• **Short task**
How many lines of the records below contain the word "image"? Answer with the number alone.

[Collected data entries]

○ ○ ○ ○ ○ ○ ○

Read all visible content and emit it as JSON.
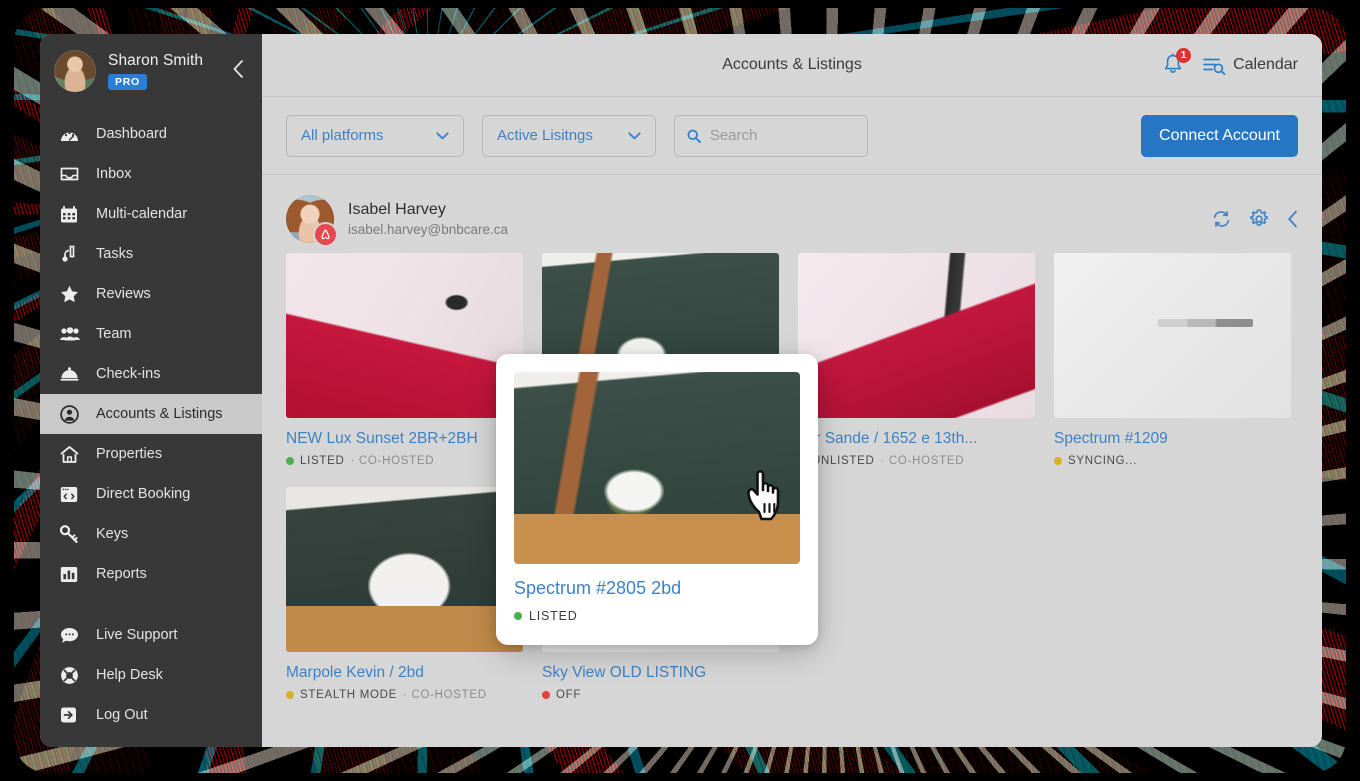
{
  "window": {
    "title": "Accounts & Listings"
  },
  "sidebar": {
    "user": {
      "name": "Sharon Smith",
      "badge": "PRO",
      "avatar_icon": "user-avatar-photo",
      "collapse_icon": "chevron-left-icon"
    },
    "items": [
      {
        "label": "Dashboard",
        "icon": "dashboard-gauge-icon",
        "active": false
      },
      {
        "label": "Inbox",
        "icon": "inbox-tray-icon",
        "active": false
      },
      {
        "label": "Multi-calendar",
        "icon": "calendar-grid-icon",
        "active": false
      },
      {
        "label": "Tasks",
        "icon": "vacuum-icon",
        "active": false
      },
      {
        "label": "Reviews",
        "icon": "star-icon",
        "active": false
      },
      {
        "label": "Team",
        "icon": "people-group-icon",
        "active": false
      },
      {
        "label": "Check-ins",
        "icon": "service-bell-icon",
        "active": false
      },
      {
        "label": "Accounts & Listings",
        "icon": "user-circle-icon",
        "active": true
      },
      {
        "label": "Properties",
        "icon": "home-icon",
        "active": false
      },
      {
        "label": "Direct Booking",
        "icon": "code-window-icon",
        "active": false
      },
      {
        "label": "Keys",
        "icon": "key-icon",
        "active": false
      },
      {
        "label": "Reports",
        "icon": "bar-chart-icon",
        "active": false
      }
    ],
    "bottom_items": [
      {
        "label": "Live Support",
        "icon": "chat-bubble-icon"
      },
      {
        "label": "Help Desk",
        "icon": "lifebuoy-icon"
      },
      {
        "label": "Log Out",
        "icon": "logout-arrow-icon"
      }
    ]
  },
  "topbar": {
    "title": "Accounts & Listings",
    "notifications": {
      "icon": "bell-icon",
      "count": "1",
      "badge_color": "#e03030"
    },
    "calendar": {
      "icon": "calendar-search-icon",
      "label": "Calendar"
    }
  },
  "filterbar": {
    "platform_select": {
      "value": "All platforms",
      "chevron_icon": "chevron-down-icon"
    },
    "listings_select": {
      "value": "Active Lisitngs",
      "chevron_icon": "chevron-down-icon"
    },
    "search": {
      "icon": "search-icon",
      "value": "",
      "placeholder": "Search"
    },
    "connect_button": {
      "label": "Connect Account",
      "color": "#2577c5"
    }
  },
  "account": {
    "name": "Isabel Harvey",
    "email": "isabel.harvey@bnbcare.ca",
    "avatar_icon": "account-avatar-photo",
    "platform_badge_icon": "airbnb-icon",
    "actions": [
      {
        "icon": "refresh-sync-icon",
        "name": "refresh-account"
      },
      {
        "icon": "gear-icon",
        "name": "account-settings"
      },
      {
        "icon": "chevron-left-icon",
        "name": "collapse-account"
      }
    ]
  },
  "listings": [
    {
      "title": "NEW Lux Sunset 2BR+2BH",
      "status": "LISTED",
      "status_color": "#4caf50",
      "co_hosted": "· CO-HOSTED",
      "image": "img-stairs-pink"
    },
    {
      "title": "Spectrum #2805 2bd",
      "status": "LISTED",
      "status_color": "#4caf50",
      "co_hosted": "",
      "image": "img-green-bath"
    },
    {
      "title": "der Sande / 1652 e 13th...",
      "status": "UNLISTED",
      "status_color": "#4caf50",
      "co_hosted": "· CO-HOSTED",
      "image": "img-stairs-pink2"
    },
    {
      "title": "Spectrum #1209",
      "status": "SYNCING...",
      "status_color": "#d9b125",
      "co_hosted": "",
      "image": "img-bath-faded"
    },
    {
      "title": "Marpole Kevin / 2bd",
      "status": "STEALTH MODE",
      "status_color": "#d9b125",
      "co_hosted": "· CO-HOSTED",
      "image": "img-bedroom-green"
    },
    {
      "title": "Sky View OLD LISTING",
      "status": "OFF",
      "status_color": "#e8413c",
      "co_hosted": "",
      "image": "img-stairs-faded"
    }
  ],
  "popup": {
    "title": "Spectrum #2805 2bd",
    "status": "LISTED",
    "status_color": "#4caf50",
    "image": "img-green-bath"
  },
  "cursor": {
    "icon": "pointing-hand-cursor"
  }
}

○ ○ ○ ○ ○ ○ ○

• **Output of the exercise**
7